EXERCISE DIRECTIONS: Print the full listing exactly.

INFORMATION GIVEN:
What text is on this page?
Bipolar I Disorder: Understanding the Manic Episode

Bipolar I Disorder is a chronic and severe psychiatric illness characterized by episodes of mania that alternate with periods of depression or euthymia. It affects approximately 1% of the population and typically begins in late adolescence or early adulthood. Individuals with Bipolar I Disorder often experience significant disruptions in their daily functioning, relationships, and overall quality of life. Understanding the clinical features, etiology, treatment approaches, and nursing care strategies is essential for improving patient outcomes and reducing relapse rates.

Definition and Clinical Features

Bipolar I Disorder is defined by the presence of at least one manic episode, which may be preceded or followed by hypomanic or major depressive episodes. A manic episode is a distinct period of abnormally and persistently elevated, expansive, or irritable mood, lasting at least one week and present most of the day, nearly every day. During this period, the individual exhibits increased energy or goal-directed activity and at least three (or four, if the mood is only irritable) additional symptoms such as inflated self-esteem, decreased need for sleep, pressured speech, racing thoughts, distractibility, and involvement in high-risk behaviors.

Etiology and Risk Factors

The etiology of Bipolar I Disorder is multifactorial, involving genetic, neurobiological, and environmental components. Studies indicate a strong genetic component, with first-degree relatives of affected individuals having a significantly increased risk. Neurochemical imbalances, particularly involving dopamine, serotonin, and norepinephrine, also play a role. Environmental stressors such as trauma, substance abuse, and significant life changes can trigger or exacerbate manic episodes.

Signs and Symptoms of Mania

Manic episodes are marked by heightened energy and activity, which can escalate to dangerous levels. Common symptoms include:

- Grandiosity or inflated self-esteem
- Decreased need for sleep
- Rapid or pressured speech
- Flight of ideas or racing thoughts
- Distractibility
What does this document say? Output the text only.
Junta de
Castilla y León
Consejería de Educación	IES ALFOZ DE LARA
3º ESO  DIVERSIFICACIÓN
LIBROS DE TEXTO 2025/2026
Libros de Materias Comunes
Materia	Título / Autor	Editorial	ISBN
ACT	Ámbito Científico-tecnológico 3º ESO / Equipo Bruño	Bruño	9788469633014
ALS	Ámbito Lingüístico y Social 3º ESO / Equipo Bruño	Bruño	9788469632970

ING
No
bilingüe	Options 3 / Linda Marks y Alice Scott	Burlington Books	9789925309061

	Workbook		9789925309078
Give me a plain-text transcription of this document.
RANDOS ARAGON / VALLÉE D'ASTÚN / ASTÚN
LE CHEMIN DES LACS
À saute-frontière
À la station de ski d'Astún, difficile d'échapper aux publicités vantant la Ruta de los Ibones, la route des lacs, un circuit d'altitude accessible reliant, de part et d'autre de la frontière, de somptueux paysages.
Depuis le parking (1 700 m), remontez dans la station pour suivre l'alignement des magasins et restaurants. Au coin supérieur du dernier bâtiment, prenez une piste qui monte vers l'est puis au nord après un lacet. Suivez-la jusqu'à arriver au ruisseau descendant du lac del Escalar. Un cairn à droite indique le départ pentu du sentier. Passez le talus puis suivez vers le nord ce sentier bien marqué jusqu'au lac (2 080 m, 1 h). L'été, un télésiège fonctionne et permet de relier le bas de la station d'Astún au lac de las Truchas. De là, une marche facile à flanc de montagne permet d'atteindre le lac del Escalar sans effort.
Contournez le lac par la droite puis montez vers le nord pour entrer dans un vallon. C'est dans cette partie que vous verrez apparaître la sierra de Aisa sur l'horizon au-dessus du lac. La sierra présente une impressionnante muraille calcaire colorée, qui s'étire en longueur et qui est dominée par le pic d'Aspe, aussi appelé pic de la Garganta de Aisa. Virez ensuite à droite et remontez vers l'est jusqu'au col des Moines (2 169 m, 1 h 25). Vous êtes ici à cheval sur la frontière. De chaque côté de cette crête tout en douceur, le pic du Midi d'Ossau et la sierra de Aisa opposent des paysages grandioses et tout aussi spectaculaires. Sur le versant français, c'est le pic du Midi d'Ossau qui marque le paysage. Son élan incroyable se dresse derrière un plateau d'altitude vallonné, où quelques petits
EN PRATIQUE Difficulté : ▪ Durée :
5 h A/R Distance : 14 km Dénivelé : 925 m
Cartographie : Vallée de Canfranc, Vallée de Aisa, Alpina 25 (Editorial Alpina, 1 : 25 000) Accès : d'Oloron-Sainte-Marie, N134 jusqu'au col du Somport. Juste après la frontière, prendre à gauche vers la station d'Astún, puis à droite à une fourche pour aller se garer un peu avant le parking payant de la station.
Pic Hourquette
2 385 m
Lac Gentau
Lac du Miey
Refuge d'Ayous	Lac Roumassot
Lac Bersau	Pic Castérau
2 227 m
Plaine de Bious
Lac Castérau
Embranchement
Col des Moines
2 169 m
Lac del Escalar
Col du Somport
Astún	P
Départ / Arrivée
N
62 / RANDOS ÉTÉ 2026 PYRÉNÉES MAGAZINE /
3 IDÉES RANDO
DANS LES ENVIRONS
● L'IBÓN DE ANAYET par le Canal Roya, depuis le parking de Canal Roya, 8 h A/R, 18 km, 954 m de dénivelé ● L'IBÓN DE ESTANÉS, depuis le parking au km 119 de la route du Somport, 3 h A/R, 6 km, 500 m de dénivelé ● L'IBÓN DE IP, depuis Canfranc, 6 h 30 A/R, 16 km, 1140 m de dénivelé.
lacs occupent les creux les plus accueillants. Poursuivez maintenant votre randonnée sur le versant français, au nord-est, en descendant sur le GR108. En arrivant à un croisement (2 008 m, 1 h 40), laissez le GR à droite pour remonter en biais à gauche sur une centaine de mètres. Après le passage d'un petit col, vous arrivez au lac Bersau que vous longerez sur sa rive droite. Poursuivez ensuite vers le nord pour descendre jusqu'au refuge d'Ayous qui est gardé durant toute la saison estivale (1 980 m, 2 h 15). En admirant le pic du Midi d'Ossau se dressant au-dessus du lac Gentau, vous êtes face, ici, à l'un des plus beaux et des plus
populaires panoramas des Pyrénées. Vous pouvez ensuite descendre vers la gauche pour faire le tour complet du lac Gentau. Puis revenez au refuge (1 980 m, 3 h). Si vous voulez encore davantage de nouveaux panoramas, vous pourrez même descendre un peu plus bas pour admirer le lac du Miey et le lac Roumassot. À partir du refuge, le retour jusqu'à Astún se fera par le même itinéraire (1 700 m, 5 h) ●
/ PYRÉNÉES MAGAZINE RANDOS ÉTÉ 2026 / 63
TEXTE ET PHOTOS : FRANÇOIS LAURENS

THE ANSWER:
What text is on this page?
Bipolar I Disorder: Understanding the Manic Episode

Bipolar I Disorder is a chronic and severe psychiatric illness characterized by episodes of mania that alternate with periods of depression or euthymia. It affects approximately 1% of the population and typically begins in late adolescence or early adulthood. Individuals with Bipolar I Disorder often experience significant disruptions in their daily functioning, relationships, and overall quality of life. Understanding the clinical features, etiology, treatment approaches, and nursing care strategies is essential for improving patient outcomes and reducing relapse rates.

Definition and Clinical Features

Bipolar I Disorder is defined by the presence of at least one manic episode, which may be preceded or followed by hypomanic or major depressive episodes. A manic episode is a distinct period of abnormally and persistently elevated, expansive, or irritable mood, lasting at least one week and present most of the day, nearly every day. During this period, the individual exhibits increased energy or goal-directed activity and at least three (or four, if the mood is only irritable) additional symptoms such as inflated self-esteem, decreased need for sleep, pressured speech, racing thoughts, distractibility, and involvement in high-risk behaviors.

Etiology and Risk Factors

The etiology of Bipolar I Disorder is multifactorial, involving genetic, neurobiological, and environmental components. Studies indicate a strong genetic component, with first-degree relatives of affected individuals having a significantly increased risk. Neurochemical imbalances, particularly involving dopamine, serotonin, and norepinephrine, also play a role. Environmental stressors such as trauma, substance abuse, and significant life changes can trigger or exacerbate manic episodes.

Signs and Symptoms of Mania

Manic episodes are marked by heightened energy and activity, which can escalate to dangerous levels. Common symptoms include:

- Grandiosity or inflated self-esteem
- Decreased need for sleep
- Rapid or pressured speech
- Flight of ideas or racing thoughts
- Distractibility
What does this document say? Output the text only.
Junta de
Castilla y León
Consejería de Educación	IES ALFOZ DE LARA
3º ESO  DIVERSIFICACIÓN
LIBROS DE TEXTO 2025/2026
Libros de Materias Comunes
Materia	Título / Autor	Editorial	ISBN
ACT	Ámbito Científico-tecnológico 3º ESO / Equipo Bruño	Bruño	9788469633014
ALS	Ámbito Lingüístico y Social 3º ESO / Equipo Bruño	Bruño	9788469632970

ING
No
bilingüe	Options 3 / Linda Marks y Alice Scott	Burlington Books	9789925309061

	Workbook		9789925309078
Give me a plain-text transcription of this document.
RANDOS ARAGON / VALLÉE D'ASTÚN / ASTÚN
LE CHEMIN DES LACS
À saute-frontière
À la station de ski d'Astún, difficile d'échapper aux publicités vantant la Ruta de los Ibones, la route des lacs, un circuit d'altitude accessible reliant, de part et d'autre de la frontière, de somptueux paysages.
Depuis le parking (1 700 m), remontez dans la station pour suivre l'alignement des magasins et restaurants. Au coin supérieur du dernier bâtiment, prenez une piste qui monte vers l'est puis au nord après un lacet. Suivez-la jusqu'à arriver au ruisseau descendant du lac del Escalar. Un cairn à droite indique le départ pentu du sentier. Passez le talus puis suivez vers le nord ce sentier bien marqué jusqu'au lac (2 080 m, 1 h). L'été, un télésiège fonctionne et permet de relier le bas de la station d'Astún au lac de las Truchas. De là, une marche facile à flanc de montagne permet d'atteindre le lac del Escalar sans effort.
Contournez le lac par la droite puis montez vers le nord pour entrer dans un vallon. C'est dans cette partie que vous verrez apparaître la sierra de Aisa sur l'horizon au-dessus du lac. La sierra présente une impressionnante muraille calcaire colorée, qui s'étire en longueur et qui est dominée par le pic d'Aspe, aussi appelé pic de la Garganta de Aisa. Virez ensuite à droite et remontez vers l'est jusqu'au col des Moines (2 169 m, 1 h 25). Vous êtes ici à cheval sur la frontière. De chaque côté de cette crête tout en douceur, le pic du Midi d'Ossau et la sierra de Aisa opposent des paysages grandioses et tout aussi spectaculaires. Sur le versant français, c'est le pic du Midi d'Ossau qui marque le paysage. Son élan incroyable se dresse derrière un plateau d'altitude vallonné, où quelques petits
EN PRATIQUE Difficulté : ▪ Durée :
5 h A/R Distance : 14 km Dénivelé : 925 m
Cartographie : Vallée de Canfranc, Vallée de Aisa, Alpina 25 (Editorial Alpina, 1 : 25 000) Accès : d'Oloron-Sainte-Marie, N134 jusqu'au col du Somport. Juste après la frontière, prendre à gauche vers la station d'Astún, puis à droite à une fourche pour aller se garer un peu avant le parking payant de la station.
Pic Hourquette
2 385 m
Lac Gentau
Lac du Miey
Refuge d'Ayous	Lac Roumassot
Lac Bersau	Pic Castérau
2 227 m
Plaine de Bious
Lac Castérau
Embranchement
Col des Moines
2 169 m
Lac del Escalar
Col du Somport
Astún	P
Départ / Arrivée
N
62 / RANDOS ÉTÉ 2026 PYRÉNÉES MAGAZINE /
3 IDÉES RANDO
DANS LES ENVIRONS
● L'IBÓN DE ANAYET par le Canal Roya, depuis le parking de Canal Roya, 8 h A/R, 18 km, 954 m de dénivelé ● L'IBÓN DE ESTANÉS, depuis le parking au km 119 de la route du Somport, 3 h A/R, 6 km, 500 m de dénivelé ● L'IBÓN DE IP, depuis Canfranc, 6 h 30 A/R, 16 km, 1140 m de dénivelé.
lacs occupent les creux les plus accueillants. Poursuivez maintenant votre randonnée sur le versant français, au nord-est, en descendant sur le GR108. En arrivant à un croisement (2 008 m, 1 h 40), laissez le GR à droite pour remonter en biais à gauche sur une centaine de mètres. Après le passage d'un petit col, vous arrivez au lac Bersau que vous longerez sur sa rive droite. Poursuivez ensuite vers le nord pour descendre jusqu'au refuge d'Ayous qui est gardé durant toute la saison estivale (1 980 m, 2 h 15). En admirant le pic du Midi d'Ossau se dressant au-dessus du lac Gentau, vous êtes face, ici, à l'un des plus beaux et des plus
populaires panoramas des Pyrénées. Vous pouvez ensuite descendre vers la gauche pour faire le tour complet du lac Gentau. Puis revenez au refuge (1 980 m, 3 h). Si vous voulez encore davantage de nouveaux panoramas, vous pourrez même descendre un peu plus bas pour admirer le lac du Miey et le lac Roumassot. À partir du refuge, le retour jusqu'à Astún se fera par le même itinéraire (1 700 m, 5 h) ●
/ PYRÉNÉES MAGAZINE RANDOS ÉTÉ 2026 / 63
TEXTE ET PHOTOS : FRANÇOIS LAURENS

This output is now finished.